O presidente Jair Bolsonaro indicou Rolando Alexandre de Souza para assumir o cargo de diretor-geral da PF (Polícia Federal). O decreto foi assinado pelo presidente e pelo ministro da Justiça e Segurança Pública, André Mendonça, e publicado em Edição Extra do DOU (Diário Oficial da União) nesta segunda-feira (4).
Segundo informações do jornal O Estado de S. Paulo, Rolando é o atual secretário de Planejamento e Gestão da Abin (Agência Brasileira de Investigação), considerado “braço direito” do diretor-geral da Abin, Alexandre Ramagem, que havia sido a indicação de Bolsonaro para assumir PF.
A nomeação de Ramagem foi suspensa pelo ministro do STF (Supremo Tribunal Federal) Alexandre de Moraes, que aceitou um pedido de mandado de segurança do PDT contra a posse.

Exercícios:
a. No texto sobre a nomeação na PF, quem suspendeu a nomeação de Alexandre Ramagem?
b. Transcreva do texto sobre a nomeação na PF o trecho que começa em "O presidente Jair" e termina após "nesta segunda-feira (4).".

Dados fornecidos:
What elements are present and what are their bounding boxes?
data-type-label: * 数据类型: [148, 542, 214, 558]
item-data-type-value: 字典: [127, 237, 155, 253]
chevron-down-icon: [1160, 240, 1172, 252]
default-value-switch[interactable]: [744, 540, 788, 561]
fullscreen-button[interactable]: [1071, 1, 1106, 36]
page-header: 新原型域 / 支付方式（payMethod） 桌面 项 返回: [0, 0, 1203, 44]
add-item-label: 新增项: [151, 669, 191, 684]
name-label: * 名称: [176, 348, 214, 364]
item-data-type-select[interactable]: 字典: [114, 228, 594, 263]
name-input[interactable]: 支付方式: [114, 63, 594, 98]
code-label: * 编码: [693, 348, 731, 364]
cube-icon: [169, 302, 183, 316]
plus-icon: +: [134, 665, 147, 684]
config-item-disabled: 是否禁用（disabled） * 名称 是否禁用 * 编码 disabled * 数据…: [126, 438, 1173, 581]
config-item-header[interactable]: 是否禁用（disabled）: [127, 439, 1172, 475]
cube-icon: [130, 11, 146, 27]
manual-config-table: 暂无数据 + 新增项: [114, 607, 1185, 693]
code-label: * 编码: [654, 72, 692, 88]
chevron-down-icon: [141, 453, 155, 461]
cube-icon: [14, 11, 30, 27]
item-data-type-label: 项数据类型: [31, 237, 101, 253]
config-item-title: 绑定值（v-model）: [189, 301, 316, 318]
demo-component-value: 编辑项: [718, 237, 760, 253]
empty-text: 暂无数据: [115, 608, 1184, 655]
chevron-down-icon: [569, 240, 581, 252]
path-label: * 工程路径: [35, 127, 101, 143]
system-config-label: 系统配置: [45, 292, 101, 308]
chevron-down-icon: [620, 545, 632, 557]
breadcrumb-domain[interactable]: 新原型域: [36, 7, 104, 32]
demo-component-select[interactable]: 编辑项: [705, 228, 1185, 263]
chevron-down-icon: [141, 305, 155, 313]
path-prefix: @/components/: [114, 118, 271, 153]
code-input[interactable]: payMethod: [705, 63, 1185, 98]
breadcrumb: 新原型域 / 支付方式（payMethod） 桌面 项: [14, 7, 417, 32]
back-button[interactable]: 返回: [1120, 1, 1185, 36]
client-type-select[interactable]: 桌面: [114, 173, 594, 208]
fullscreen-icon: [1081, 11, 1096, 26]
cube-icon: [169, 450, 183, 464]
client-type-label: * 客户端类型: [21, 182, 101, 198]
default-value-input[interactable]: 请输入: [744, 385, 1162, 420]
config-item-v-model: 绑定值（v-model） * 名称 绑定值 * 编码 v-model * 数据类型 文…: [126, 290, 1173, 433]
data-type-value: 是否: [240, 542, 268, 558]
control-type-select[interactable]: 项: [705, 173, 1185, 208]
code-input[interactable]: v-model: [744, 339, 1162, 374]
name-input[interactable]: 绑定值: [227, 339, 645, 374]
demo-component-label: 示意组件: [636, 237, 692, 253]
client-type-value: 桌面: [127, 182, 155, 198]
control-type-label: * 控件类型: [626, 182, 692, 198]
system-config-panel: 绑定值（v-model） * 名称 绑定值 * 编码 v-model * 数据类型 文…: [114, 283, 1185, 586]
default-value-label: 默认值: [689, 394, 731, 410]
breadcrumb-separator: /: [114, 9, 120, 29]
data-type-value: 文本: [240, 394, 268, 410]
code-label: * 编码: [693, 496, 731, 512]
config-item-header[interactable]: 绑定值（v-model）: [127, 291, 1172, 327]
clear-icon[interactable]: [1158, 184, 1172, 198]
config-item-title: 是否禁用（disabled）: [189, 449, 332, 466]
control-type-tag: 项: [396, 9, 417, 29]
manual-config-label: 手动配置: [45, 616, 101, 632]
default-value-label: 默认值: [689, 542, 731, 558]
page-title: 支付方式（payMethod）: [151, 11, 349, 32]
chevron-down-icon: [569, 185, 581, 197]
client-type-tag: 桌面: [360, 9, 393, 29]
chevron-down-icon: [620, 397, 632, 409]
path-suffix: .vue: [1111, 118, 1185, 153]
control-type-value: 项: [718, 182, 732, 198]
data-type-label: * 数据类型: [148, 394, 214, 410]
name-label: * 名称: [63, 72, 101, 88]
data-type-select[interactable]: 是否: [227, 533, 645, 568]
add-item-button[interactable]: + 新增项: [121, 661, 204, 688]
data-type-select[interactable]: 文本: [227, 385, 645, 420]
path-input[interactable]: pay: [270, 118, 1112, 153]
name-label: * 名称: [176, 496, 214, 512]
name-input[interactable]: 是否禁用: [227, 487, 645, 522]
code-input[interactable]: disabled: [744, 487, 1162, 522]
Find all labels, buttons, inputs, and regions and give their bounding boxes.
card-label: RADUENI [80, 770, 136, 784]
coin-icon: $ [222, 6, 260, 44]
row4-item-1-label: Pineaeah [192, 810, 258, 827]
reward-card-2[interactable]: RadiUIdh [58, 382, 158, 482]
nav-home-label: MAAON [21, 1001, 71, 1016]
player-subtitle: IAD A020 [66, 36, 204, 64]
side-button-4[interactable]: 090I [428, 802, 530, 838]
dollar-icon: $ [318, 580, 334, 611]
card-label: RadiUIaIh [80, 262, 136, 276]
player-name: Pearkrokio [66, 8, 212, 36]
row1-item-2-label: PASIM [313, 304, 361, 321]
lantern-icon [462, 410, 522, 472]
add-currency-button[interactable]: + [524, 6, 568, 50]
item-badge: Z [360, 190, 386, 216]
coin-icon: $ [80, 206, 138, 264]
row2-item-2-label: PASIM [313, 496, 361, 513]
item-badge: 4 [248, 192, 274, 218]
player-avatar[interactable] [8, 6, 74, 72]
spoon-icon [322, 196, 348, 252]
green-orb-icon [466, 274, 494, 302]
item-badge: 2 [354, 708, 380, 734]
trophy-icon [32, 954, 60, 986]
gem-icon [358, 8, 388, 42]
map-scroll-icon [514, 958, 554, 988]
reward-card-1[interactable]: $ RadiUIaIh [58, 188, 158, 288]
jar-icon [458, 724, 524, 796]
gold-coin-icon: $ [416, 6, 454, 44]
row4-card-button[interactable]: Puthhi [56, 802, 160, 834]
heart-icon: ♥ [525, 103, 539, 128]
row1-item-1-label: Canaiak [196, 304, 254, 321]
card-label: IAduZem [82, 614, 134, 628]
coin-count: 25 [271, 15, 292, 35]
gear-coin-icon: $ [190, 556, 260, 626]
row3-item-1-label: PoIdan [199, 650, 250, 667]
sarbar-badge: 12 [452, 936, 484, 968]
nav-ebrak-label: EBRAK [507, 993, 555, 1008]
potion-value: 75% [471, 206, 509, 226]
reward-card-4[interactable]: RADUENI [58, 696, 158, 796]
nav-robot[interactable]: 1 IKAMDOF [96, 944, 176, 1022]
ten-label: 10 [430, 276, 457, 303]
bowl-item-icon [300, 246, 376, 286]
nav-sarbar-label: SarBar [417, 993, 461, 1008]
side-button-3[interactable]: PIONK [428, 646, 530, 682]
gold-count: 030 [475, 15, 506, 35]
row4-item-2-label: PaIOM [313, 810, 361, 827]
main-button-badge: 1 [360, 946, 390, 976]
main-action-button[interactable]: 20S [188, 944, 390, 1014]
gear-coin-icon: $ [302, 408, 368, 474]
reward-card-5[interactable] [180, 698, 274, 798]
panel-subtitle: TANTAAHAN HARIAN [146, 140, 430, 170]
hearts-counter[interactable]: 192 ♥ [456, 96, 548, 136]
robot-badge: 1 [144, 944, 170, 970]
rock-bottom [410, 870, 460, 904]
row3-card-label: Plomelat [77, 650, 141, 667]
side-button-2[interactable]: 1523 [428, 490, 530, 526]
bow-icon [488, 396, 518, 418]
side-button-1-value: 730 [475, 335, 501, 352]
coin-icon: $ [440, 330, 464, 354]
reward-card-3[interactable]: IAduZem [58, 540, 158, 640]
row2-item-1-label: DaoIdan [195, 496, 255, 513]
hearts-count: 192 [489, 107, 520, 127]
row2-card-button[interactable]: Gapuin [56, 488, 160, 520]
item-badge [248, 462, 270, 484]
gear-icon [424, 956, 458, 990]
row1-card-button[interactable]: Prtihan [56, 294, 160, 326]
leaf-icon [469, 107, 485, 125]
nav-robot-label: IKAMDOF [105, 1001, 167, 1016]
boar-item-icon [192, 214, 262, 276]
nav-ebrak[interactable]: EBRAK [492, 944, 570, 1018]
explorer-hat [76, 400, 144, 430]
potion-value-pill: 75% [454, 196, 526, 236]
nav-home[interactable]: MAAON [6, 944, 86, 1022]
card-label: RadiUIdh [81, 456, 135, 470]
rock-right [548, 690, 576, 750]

Respostas por item:
a. O ministro do STF Alexandre de Moraes.

b.
O presidente Jair Bolsonaro indicou Rolando Alexandre de Souza para assumir o cargo de diretor-geral da PF (Polícia Federal). O decreto foi assinado pelo presidente e pelo ministro da Justiça e Segurança Pública, André Mendonça, e publicado em Edição Extra do DOU (Diário Oficial da União) nesta segunda-feira (4).